### GIVEN REQUEST
The data below should be restated word for word, with every picture omitted.

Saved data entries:

☆ ☆ ☆ ☆ ☆ ☆ ☆

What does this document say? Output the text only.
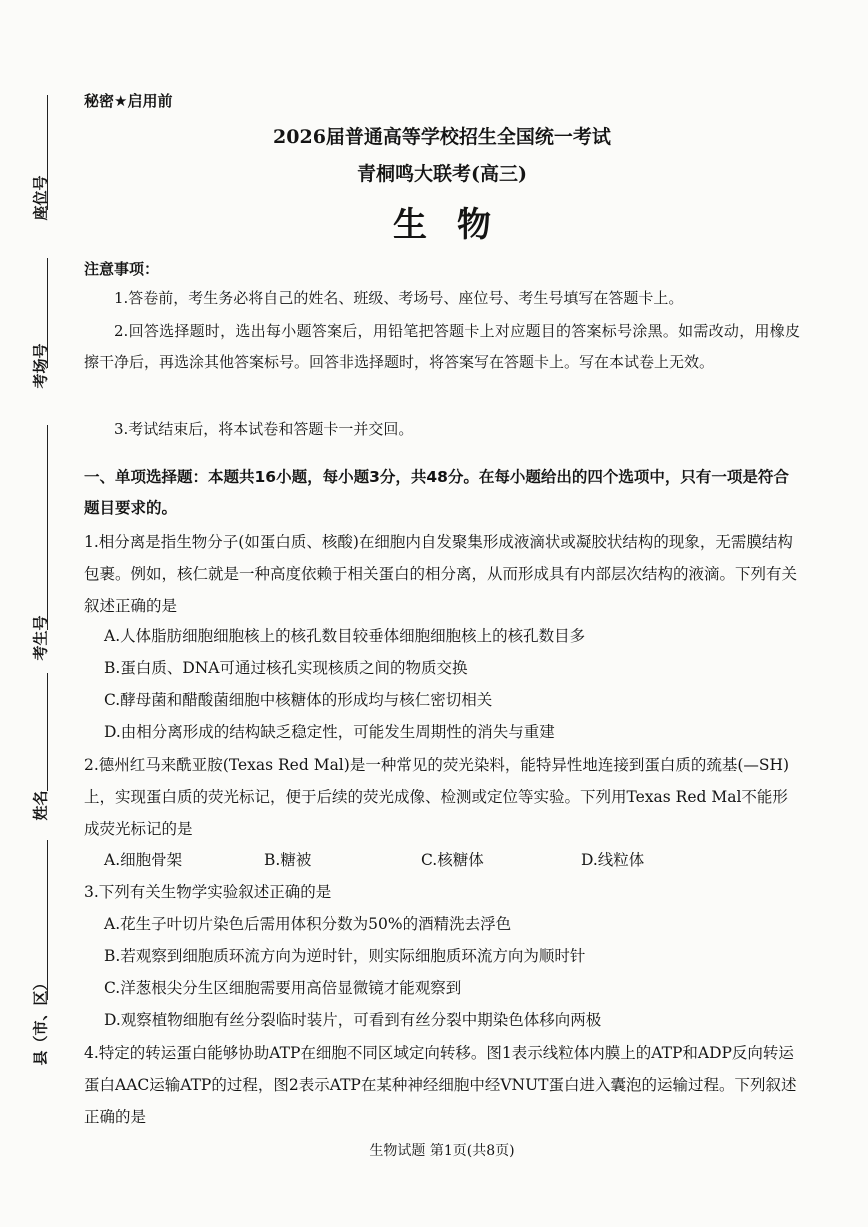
座位号
考场号
考生号
姓名
县（市、区）
秘密★启用前
2026届普通高等学校招生全国统一考试
青桐鸣大联考(高三)
生物
注意事项：

1.答卷前，考生务必将自己的姓名、班级、考场号、座位号、考生号填写在答题卡上。

2.回答选择题时，选出每小题答案后，用铅笔把答题卡上对应题目的答案标号涂黑。如需改动，用橡皮擦干净后，再选涂其他答案标号。回答非选择题时，将答案写在答题卡上。写在本试卷上无效。

3.考试结束后，将本试卷和答题卡一并交回。

一、单项选择题：本题共16小题，每小题3分，共48分。在每小题给出的四个选项中，只有一项是符合题目要求的。

1.相分离是指生物分子(如蛋白质、核酸)在细胞内自发聚集形成液滴状或凝胶状结构的现象，无需膜结构包裹。例如，核仁就是一种高度依赖于相关蛋白的相分离，从而形成具有内部层次结构的液滴。下列有关叙述正确的是

A.人体脂肪细胞细胞核上的核孔数目较垂体细胞细胞核上的核孔数目多
B.蛋白质、DNA可通过核孔实现核质之间的物质交换
C.酵母菌和醋酸菌细胞中核糖体的形成均与核仁密切相关
D.由相分离形成的结构缺乏稳定性，可能发生周期性的消失与重建

2.德州红马来酰亚胺(Texas Red Mal)是一种常见的荧光染料，能特异性地连接到蛋白质的巯基(—SH)上，实现蛋白质的荧光标记，便于后续的荧光成像、检测或定位等实验。下列用Texas Red Mal不能形成荧光标记的是

A.细胞骨架	B.糖被	C.核糖体	D.线粒体

3.下列有关生物学实验叙述正确的是

A.花生子叶切片染色后需用体积分数为50%的酒精洗去浮色
B.若观察到细胞质环流方向为逆时针，则实际细胞质环流方向为顺时针
C.洋葱根尖分生区细胞需要用高倍显微镜才能观察到
D.观察植物细胞有丝分裂临时装片，可看到有丝分裂中期染色体移向两极

4.特定的转运蛋白能够协助ATP在细胞不同区域定向转移。图1表示线粒体内膜上的ATP和ADP反向转运蛋白AAC运输ATP的过程，图2表示ATP在某种神经细胞中经VNUT蛋白进入囊泡的运输过程。下列叙述正确的是

生物试题 第1页(共8页)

☆ ☆ ☆ ☆ ☆ ☆ ☆

### PROBLEM SOLUTION
What does this document say? Output the text only.
座位号
考场号
考生号
姓名
县（市、区）
秘密★启用前
2026届普通高等学校招生全国统一考试
青桐鸣大联考(高三)
生物
注意事项：

1.答卷前，考生务必将自己的姓名、班级、考场号、座位号、考生号填写在答题卡上。

2.回答选择题时，选出每小题答案后，用铅笔把答题卡上对应题目的答案标号涂黑。如需改动，用橡皮擦干净后，再选涂其他答案标号。回答非选择题时，将答案写在答题卡上。写在本试卷上无效。

3.考试结束后，将本试卷和答题卡一并交回。

一、单项选择题：本题共16小题，每小题3分，共48分。在每小题给出的四个选项中，只有一项是符合题目要求的。

1.相分离是指生物分子(如蛋白质、核酸)在细胞内自发聚集形成液滴状或凝胶状结构的现象，无需膜结构包裹。例如，核仁就是一种高度依赖于相关蛋白的相分离，从而形成具有内部层次结构的液滴。下列有关叙述正确的是

A.人体脂肪细胞细胞核上的核孔数目较垂体细胞细胞核上的核孔数目多
B.蛋白质、DNA可通过核孔实现核质之间的物质交换
C.酵母菌和醋酸菌细胞中核糖体的形成均与核仁密切相关
D.由相分离形成的结构缺乏稳定性，可能发生周期性的消失与重建

2.德州红马来酰亚胺(Texas Red Mal)是一种常见的荧光染料，能特异性地连接到蛋白质的巯基(—SH)上，实现蛋白质的荧光标记，便于后续的荧光成像、检测或定位等实验。下列用Texas Red Mal不能形成荧光标记的是

A.细胞骨架	B.糖被	C.核糖体	D.线粒体

3.下列有关生物学实验叙述正确的是

A.花生子叶切片染色后需用体积分数为50%的酒精洗去浮色
B.若观察到细胞质环流方向为逆时针，则实际细胞质环流方向为顺时针
C.洋葱根尖分生区细胞需要用高倍显微镜才能观察到
D.观察植物细胞有丝分裂临时装片，可看到有丝分裂中期染色体移向两极

4.特定的转运蛋白能够协助ATP在细胞不同区域定向转移。图1表示线粒体内膜上的ATP和ADP反向转运蛋白AAC运输ATP的过程，图2表示ATP在某种神经细胞中经VNUT蛋白进入囊泡的运输过程。下列叙述正确的是

生物试题 第1页(共8页)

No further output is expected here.